:: Listing ::

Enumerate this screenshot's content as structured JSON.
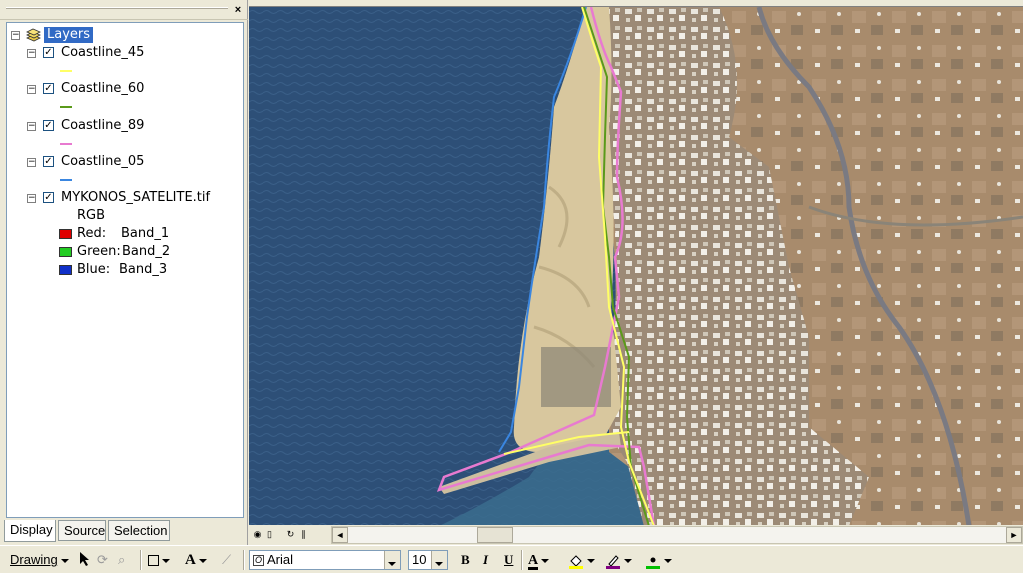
{
  "toc": {
    "close_glyph": "×",
    "root_label": "Layers",
    "layers": [
      {
        "name": "Coastline_45",
        "checked": true,
        "color": "#ffff66"
      },
      {
        "name": "Coastline_60",
        "checked": true,
        "color": "#5a9a1a"
      },
      {
        "name": "Coastline_89",
        "checked": true,
        "color": "#e87ad0"
      },
      {
        "name": "Coastline_05",
        "checked": true,
        "color": "#3a86e0"
      }
    ],
    "raster": {
      "name": "MYKONOS_SATELITE.tif",
      "checked": true,
      "renderer": "RGB",
      "bands": [
        {
          "label": "Red:",
          "band": "Band_1",
          "color": "#e00000"
        },
        {
          "label": "Green:",
          "band": "Band_2",
          "color": "#22cc22"
        },
        {
          "label": "Blue:",
          "band": "Band_3",
          "color": "#1030c8"
        }
      ]
    },
    "expander_glyph": "−",
    "check_glyph": "✓",
    "tabs": [
      "Display",
      "Source",
      "Selection"
    ]
  },
  "map": {
    "sea_color": "#2d4f77",
    "beach_color": "#d8c79e",
    "land_color": "#a58a6f"
  },
  "statusbar": {
    "left_arrow": "◄",
    "right_arrow": "►"
  },
  "drawing_toolbar": {
    "drawing_label": "Drawing",
    "font_name": "Arial",
    "font_size": "10",
    "bold": "B",
    "italic": "I",
    "underline": "U",
    "text_color_label": "A",
    "font_color": "#000000",
    "fill_color": "#ffff00",
    "line_color": "#800080",
    "marker_color": "#00c000"
  }
}
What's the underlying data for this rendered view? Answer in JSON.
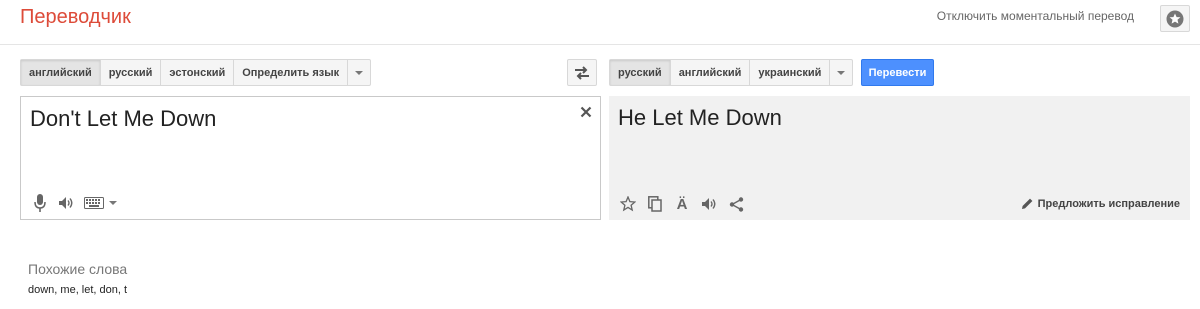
{
  "header": {
    "app_title": "Переводчик",
    "instant_toggle_label": "Отключить моментальный перевод",
    "star_icon": "star-icon"
  },
  "source": {
    "languages": [
      "английский",
      "русский",
      "эстонский",
      "Определить язык"
    ],
    "active_index": 0,
    "text": "Don't Let Me Down",
    "clear_label": "×",
    "tool_icons": [
      "microphone-icon",
      "speaker-icon",
      "keyboard-icon",
      "chevron-down-icon"
    ]
  },
  "swap_icon": "swap-icon",
  "target": {
    "languages": [
      "русский",
      "английский",
      "украинский"
    ],
    "active_index": 0,
    "translate_label": "Перевести",
    "text": "Не Let Me Down",
    "tool_icons": [
      "star-outline-icon",
      "copy-icon",
      "font-size-icon",
      "speaker-icon",
      "share-icon"
    ],
    "suggest_label": "Предложить исправление"
  },
  "similar": {
    "title": "Похожие слова",
    "words": "down, me, let, don, t"
  },
  "colors": {
    "brand_red": "#dd4b39",
    "button_blue": "#4d90fe",
    "output_bg": "#f1f1f1"
  }
}
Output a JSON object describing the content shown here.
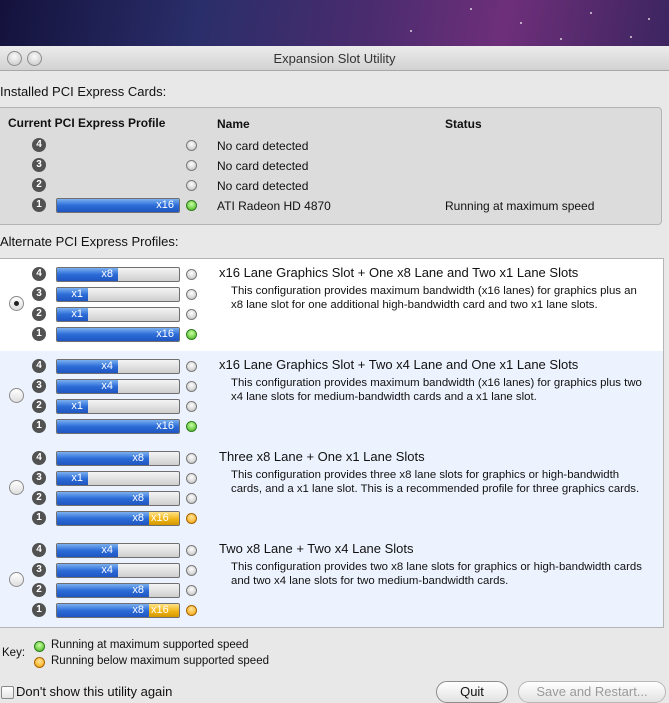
{
  "window": {
    "title": "Expansion Slot Utility"
  },
  "installed": {
    "section_label": "Installed PCI Express Cards:",
    "headers": {
      "profile": "Current PCI Express Profile",
      "name": "Name",
      "status": "Status"
    },
    "rows": [
      {
        "slot": "4",
        "bar_label": "",
        "bar_fill": 0,
        "indicator": "off",
        "name": "No card detected",
        "status": ""
      },
      {
        "slot": "3",
        "bar_label": "",
        "bar_fill": 0,
        "indicator": "off",
        "name": "No card detected",
        "status": ""
      },
      {
        "slot": "2",
        "bar_label": "",
        "bar_fill": 0,
        "indicator": "off",
        "name": "No card detected",
        "status": ""
      },
      {
        "slot": "1",
        "bar_label": "x16",
        "bar_fill": 1.0,
        "indicator": "green",
        "name": "ATI Radeon HD 4870",
        "status": "Running at maximum speed"
      }
    ]
  },
  "alternate": {
    "section_label": "Alternate PCI Express Profiles:",
    "profiles": [
      {
        "selected": true,
        "title": "x16 Lane Graphics Slot + One x8 Lane and Two x1 Lane Slots",
        "description": "This configuration provides maximum bandwidth (x16 lanes) for graphics plus an x8 lane slot for one additional high-bandwidth card and two x1 lane slots.",
        "slots": [
          {
            "slot": "4",
            "label": "x8",
            "fill": 0.5,
            "extra": "",
            "indicator": "off"
          },
          {
            "slot": "3",
            "label": "x1",
            "fill": 0.25,
            "extra": "",
            "indicator": "off"
          },
          {
            "slot": "2",
            "label": "x1",
            "fill": 0.25,
            "extra": "",
            "indicator": "off"
          },
          {
            "slot": "1",
            "label": "x16",
            "fill": 1.0,
            "extra": "",
            "indicator": "green"
          }
        ]
      },
      {
        "selected": false,
        "title": "x16 Lane Graphics Slot + Two x4 Lane and One x1 Lane Slots",
        "description": "This configuration provides maximum bandwidth (x16 lanes) for graphics plus two x4 lane slots for medium-bandwidth cards and a x1 lane slot.",
        "slots": [
          {
            "slot": "4",
            "label": "x4",
            "fill": 0.5,
            "extra": "",
            "indicator": "off"
          },
          {
            "slot": "3",
            "label": "x4",
            "fill": 0.5,
            "extra": "",
            "indicator": "off"
          },
          {
            "slot": "2",
            "label": "x1",
            "fill": 0.25,
            "extra": "",
            "indicator": "off"
          },
          {
            "slot": "1",
            "label": "x16",
            "fill": 1.0,
            "extra": "",
            "indicator": "green"
          }
        ]
      },
      {
        "selected": false,
        "title": "Three x8 Lane + One x1 Lane Slots",
        "description": "This configuration provides three x8 lane slots for graphics or high-bandwidth cards, and a x1 lane slot.  This is a recommended profile for three graphics cards.",
        "slots": [
          {
            "slot": "4",
            "label": "x8",
            "fill": 0.75,
            "extra": "",
            "indicator": "off"
          },
          {
            "slot": "3",
            "label": "x1",
            "fill": 0.25,
            "extra": "",
            "indicator": "off"
          },
          {
            "slot": "2",
            "label": "x8",
            "fill": 0.75,
            "extra": "",
            "indicator": "off"
          },
          {
            "slot": "1",
            "label": "x8",
            "fill": 0.75,
            "extra": "x16",
            "indicator": "orange"
          }
        ]
      },
      {
        "selected": false,
        "title": "Two x8 Lane + Two x4 Lane Slots",
        "description": "This configuration provides two x8 lane slots for graphics or high-bandwidth cards and two x4 lane slots for two medium-bandwidth cards.",
        "slots": [
          {
            "slot": "4",
            "label": "x4",
            "fill": 0.5,
            "extra": "",
            "indicator": "off"
          },
          {
            "slot": "3",
            "label": "x4",
            "fill": 0.5,
            "extra": "",
            "indicator": "off"
          },
          {
            "slot": "2",
            "label": "x8",
            "fill": 0.75,
            "extra": "",
            "indicator": "off"
          },
          {
            "slot": "1",
            "label": "x8",
            "fill": 0.75,
            "extra": "x16",
            "indicator": "orange"
          }
        ]
      }
    ]
  },
  "key": {
    "label": "Key:",
    "items": [
      {
        "indicator": "green",
        "text": "Running at maximum supported speed"
      },
      {
        "indicator": "orange",
        "text": "Running below maximum supported speed"
      }
    ]
  },
  "footer": {
    "dont_show_label": "Don't show this utility again",
    "quit_label": "Quit",
    "save_restart_label": "Save and Restart..."
  },
  "colors": {
    "lane_blue": "#2c6cd8",
    "lane_orange": "#f0b415",
    "selected_row_bg": "#ffffff",
    "alt_row_bg": "#edf3fe"
  }
}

:::

• Directions: Copy out the whole listing exactly, and don't carry over any pictures.

• Final answer:
Enumerate this screenshot's content as structured JSON.
{
  "toc": {
    "close_glyph": "×",
    "root_label": "Layers",
    "layers": [
      {
        "name": "Coastline_45",
        "checked": true,
        "color": "#ffff66"
      },
      {
        "name": "Coastline_60",
        "checked": true,
        "color": "#5a9a1a"
      },
      {
        "name": "Coastline_89",
        "checked": true,
        "color": "#e87ad0"
      },
      {
        "name": "Coastline_05",
        "checked": true,
        "color": "#3a86e0"
      }
    ],
    "raster": {
      "name": "MYKONOS_SATELITE.tif",
      "checked": true,
      "renderer": "RGB",
      "bands": [
        {
          "label": "Red:",
          "band": "Band_1",
          "color": "#e00000"
        },
        {
          "label": "Green:",
          "band": "Band_2",
          "color": "#22cc22"
        },
        {
          "label": "Blue:",
          "band": "Band_3",
          "color": "#1030c8"
        }
      ]
    },
    "expander_glyph": "−",
    "check_glyph": "✓",
    "tabs": [
      "Display",
      "Source",
      "Selection"
    ]
  },
  "map": {
    "sea_color": "#2d4f77",
    "beach_color": "#d8c79e",
    "land_color": "#a58a6f"
  },
  "statusbar": {
    "left_arrow": "◄",
    "right_arrow": "►"
  },
  "drawing_toolbar": {
    "drawing_label": "Drawing",
    "font_name": "Arial",
    "font_size": "10",
    "bold": "B",
    "italic": "I",
    "underline": "U",
    "text_color_label": "A",
    "font_color": "#000000",
    "fill_color": "#ffff00",
    "line_color": "#800080",
    "marker_color": "#00c000"
  }
}
What's the underlying data for this rendered view? Answer in JSON.
{
  "header": {
    "app_title": "Переводчик",
    "instant_toggle_label": "Отключить моментальный перевод",
    "star_icon": "star-icon"
  },
  "source": {
    "languages": [
      "английский",
      "русский",
      "эстонский",
      "Определить язык"
    ],
    "active_index": 0,
    "text": "Don't Let Me Down",
    "clear_label": "×",
    "tool_icons": [
      "microphone-icon",
      "speaker-icon",
      "keyboard-icon",
      "chevron-down-icon"
    ]
  },
  "swap_icon": "swap-icon",
  "target": {
    "languages": [
      "русский",
      "английский",
      "украинский"
    ],
    "active_index": 0,
    "translate_label": "Перевести",
    "text": "Не Let Me Down",
    "tool_icons": [
      "star-outline-icon",
      "copy-icon",
      "font-size-icon",
      "speaker-icon",
      "share-icon"
    ],
    "suggest_label": "Предложить исправление"
  },
  "similar": {
    "title": "Похожие слова",
    "words": "down, me, let, don, t"
  },
  "colors": {
    "brand_red": "#dd4b39",
    "button_blue": "#4d90fe",
    "output_bg": "#f1f1f1"
  }
}
Output a JSON object describing the content shown here.
{
  "window": {
    "title": "Expansion Slot Utility"
  },
  "installed": {
    "section_label": "Installed PCI Express Cards:",
    "headers": {
      "profile": "Current PCI Express Profile",
      "name": "Name",
      "status": "Status"
    },
    "rows": [
      {
        "slot": "4",
        "bar_label": "",
        "bar_fill": 0,
        "indicator": "off",
        "name": "No card detected",
        "status": ""
      },
      {
        "slot": "3",
        "bar_label": "",
        "bar_fill": 0,
        "indicator": "off",
        "name": "No card detected",
        "status": ""
      },
      {
        "slot": "2",
        "bar_label": "",
        "bar_fill": 0,
        "indicator": "off",
        "name": "No card detected",
        "status": ""
      },
      {
        "slot": "1",
        "bar_label": "x16",
        "bar_fill": 1.0,
        "indicator": "green",
        "name": "ATI Radeon HD 4870",
        "status": "Running at maximum speed"
      }
    ]
  },
  "alternate": {
    "section_label": "Alternate PCI Express Profiles:",
    "profiles": [
      {
        "selected": true,
        "title": "x16 Lane Graphics Slot + One x8 Lane and Two x1 Lane Slots",
        "description": "This configuration provides maximum bandwidth (x16 lanes) for graphics plus an x8 lane slot for one additional high-bandwidth card and two x1 lane slots.",
        "slots": [
          {
            "slot": "4",
            "label": "x8",
            "fill": 0.5,
            "extra": "",
            "indicator": "off"
          },
          {
            "slot": "3",
            "label": "x1",
            "fill": 0.25,
            "extra": "",
            "indicator": "off"
          },
          {
            "slot": "2",
            "label": "x1",
            "fill": 0.25,
            "extra": "",
            "indicator": "off"
          },
          {
            "slot": "1",
            "label": "x16",
            "fill": 1.0,
            "extra": "",
            "indicator": "green"
          }
        ]
      },
      {
        "selected": false,
        "title": "x16 Lane Graphics Slot + Two x4 Lane and One x1 Lane Slots",
        "description": "This configuration provides maximum bandwidth (x16 lanes) for graphics plus two x4 lane slots for medium-bandwidth cards and a x1 lane slot.",
        "slots": [
          {
            "slot": "4",
            "label": "x4",
            "fill": 0.5,
            "extra": "",
            "indicator": "off"
          },
          {
            "slot": "3",
            "label": "x4",
            "fill": 0.5,
            "extra": "",
            "indicator": "off"
          },
          {
            "slot": "2",
            "label": "x1",
            "fill": 0.25,
            "extra": "",
            "indicator": "off"
          },
          {
            "slot": "1",
            "label": "x16",
            "fill": 1.0,
            "extra": "",
            "indicator": "green"
          }
        ]
      },
      {
        "selected": false,
        "title": "Three x8 Lane + One x1 Lane Slots",
        "description": "This configuration provides three x8 lane slots for graphics or high-bandwidth cards, and a x1 lane slot.  This is a recommended profile for three graphics cards.",
        "slots": [
          {
            "slot": "4",
            "label": "x8",
            "fill": 0.75,
            "extra": "",
            "indicator": "off"
          },
          {
            "slot": "3",
            "label": "x1",
            "fill": 0.25,
            "extra": "",
            "indicator": "off"
          },
          {
            "slot": "2",
            "label": "x8",
            "fill": 0.75,
            "extra": "",
            "indicator": "off"
          },
          {
            "slot": "1",
            "label": "x8",
            "fill": 0.75,
            "extra": "x16",
            "indicator": "orange"
          }
        ]
      },
      {
        "selected": false,
        "title": "Two x8 Lane + Two x4 Lane Slots",
        "description": "This configuration provides two x8 lane slots for graphics or high-bandwidth cards and two x4 lane slots for two medium-bandwidth cards.",
        "slots": [
          {
            "slot": "4",
            "label": "x4",
            "fill": 0.5,
            "extra": "",
            "indicator": "off"
          },
          {
            "slot": "3",
            "label": "x4",
            "fill": 0.5,
            "extra": "",
            "indicator": "off"
          },
          {
            "slot": "2",
            "label": "x8",
            "fill": 0.75,
            "extra": "",
            "indicator": "off"
          },
          {
            "slot": "1",
            "label": "x8",
            "fill": 0.75,
            "extra": "x16",
            "indicator": "orange"
          }
        ]
      }
    ]
  },
  "key": {
    "label": "Key:",
    "items": [
      {
        "indicator": "green",
        "text": "Running at maximum supported speed"
      },
      {
        "indicator": "orange",
        "text": "Running below maximum supported speed"
      }
    ]
  },
  "footer": {
    "dont_show_label": "Don't show this utility again",
    "quit_label": "Quit",
    "save_restart_label": "Save and Restart..."
  },
  "colors": {
    "lane_blue": "#2c6cd8",
    "lane_orange": "#f0b415",
    "selected_row_bg": "#ffffff",
    "alt_row_bg": "#edf3fe"
  }
}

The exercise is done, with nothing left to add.